>>>>
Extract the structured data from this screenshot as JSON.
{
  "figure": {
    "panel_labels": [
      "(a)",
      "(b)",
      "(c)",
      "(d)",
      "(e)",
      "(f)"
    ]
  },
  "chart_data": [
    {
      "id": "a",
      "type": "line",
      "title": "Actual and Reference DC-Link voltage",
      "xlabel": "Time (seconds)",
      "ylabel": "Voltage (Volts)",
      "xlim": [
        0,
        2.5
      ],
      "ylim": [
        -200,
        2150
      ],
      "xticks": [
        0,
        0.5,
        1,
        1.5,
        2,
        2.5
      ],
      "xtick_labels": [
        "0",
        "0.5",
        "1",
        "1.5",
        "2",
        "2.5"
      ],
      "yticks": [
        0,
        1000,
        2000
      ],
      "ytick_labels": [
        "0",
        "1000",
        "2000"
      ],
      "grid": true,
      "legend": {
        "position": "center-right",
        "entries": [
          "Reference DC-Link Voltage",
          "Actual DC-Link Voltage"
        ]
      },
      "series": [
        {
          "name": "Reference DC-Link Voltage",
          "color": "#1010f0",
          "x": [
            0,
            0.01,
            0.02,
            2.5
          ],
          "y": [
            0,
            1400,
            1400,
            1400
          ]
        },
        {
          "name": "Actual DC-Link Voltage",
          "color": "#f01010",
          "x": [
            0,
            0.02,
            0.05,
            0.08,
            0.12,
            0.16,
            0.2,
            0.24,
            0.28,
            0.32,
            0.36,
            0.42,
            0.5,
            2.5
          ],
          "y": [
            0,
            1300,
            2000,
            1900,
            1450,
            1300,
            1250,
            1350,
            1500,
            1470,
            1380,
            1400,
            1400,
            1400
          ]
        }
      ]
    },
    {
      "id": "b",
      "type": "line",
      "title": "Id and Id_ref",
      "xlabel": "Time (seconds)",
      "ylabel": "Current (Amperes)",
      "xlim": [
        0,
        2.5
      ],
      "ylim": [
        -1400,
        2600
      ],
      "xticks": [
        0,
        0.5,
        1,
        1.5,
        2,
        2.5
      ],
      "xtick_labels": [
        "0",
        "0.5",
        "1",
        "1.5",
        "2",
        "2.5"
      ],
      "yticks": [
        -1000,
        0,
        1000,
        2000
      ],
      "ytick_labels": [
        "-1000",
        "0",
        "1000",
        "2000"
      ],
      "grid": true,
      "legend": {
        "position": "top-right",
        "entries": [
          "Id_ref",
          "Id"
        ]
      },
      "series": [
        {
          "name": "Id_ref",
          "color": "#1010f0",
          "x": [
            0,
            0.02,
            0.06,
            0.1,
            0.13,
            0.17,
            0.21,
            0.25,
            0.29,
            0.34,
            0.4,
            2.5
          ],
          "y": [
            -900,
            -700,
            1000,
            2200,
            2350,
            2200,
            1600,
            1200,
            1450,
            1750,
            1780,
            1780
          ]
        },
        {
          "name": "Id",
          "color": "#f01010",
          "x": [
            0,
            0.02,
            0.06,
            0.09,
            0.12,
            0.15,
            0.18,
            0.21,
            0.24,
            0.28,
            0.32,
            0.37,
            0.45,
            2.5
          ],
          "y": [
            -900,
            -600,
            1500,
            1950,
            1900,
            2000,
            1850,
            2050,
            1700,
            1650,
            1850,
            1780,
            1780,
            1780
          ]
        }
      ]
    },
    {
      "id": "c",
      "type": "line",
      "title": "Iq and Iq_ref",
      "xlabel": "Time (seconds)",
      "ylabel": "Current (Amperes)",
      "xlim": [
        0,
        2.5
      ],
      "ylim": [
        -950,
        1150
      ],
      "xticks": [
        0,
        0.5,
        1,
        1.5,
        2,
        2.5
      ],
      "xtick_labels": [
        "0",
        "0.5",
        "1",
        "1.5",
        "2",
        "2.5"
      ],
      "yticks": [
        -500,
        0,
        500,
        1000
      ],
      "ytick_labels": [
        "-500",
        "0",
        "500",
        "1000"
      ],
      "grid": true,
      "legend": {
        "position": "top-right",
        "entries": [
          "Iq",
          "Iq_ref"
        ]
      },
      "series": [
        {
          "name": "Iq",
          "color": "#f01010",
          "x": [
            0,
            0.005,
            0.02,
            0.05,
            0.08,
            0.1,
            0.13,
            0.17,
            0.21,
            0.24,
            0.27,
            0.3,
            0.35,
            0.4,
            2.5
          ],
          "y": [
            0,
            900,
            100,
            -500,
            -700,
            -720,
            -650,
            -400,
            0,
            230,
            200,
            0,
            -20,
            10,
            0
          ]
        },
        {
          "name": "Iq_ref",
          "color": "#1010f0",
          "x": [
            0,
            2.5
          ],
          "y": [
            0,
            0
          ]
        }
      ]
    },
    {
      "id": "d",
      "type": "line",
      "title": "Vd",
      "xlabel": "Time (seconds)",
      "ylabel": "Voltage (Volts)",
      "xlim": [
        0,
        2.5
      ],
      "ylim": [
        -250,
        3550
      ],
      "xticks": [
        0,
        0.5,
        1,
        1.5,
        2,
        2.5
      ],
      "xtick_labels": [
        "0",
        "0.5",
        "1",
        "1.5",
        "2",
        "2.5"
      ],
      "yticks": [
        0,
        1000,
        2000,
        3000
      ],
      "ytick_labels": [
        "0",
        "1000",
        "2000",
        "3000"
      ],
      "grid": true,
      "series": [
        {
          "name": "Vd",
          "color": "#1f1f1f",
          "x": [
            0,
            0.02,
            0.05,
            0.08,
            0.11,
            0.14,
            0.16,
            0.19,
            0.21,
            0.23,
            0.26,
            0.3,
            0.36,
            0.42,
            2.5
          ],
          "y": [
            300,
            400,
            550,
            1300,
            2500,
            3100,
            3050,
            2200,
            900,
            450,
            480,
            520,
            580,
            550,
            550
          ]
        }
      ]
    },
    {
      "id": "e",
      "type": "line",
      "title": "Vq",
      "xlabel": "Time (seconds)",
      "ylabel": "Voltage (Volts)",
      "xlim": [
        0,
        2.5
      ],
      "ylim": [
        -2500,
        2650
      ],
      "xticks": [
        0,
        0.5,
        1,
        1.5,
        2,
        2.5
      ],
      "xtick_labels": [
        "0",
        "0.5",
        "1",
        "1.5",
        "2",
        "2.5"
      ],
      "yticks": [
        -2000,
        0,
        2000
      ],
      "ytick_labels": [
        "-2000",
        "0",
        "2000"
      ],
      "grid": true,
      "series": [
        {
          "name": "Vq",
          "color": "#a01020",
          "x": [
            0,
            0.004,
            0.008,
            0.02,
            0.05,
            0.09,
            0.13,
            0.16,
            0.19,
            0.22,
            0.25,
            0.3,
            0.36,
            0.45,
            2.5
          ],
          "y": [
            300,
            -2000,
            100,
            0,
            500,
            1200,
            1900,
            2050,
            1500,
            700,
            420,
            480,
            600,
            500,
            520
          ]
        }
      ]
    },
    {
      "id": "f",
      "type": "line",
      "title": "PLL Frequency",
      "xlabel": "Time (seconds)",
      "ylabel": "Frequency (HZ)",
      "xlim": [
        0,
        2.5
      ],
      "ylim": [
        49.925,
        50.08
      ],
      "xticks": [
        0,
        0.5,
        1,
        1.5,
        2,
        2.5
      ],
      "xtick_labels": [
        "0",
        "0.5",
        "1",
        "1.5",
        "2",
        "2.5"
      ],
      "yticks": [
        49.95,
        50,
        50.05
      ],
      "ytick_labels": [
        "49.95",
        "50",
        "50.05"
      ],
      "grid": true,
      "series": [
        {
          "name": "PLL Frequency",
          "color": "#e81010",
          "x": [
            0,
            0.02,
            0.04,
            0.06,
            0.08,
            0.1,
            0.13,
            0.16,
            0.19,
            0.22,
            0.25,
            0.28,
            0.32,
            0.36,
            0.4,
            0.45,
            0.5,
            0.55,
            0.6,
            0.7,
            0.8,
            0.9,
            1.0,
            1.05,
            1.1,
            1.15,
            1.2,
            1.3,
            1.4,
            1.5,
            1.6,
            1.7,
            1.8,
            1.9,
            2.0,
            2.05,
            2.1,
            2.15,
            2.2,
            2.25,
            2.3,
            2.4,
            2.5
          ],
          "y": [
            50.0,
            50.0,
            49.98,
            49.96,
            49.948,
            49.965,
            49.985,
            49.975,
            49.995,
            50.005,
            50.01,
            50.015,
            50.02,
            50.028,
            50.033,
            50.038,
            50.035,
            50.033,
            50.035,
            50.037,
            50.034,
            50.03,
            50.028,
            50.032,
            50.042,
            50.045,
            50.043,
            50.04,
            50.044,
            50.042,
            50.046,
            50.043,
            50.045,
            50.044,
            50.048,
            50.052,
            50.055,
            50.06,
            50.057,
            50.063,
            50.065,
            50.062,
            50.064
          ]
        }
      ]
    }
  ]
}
<<<<
## Task statement
Copy every line of the records above that contains "Actual".

## Completed task
      "title": "Actual and Reference DC-Link voltage",
          "Actual DC-Link Voltage"
          "name": "Actual DC-Link Voltage",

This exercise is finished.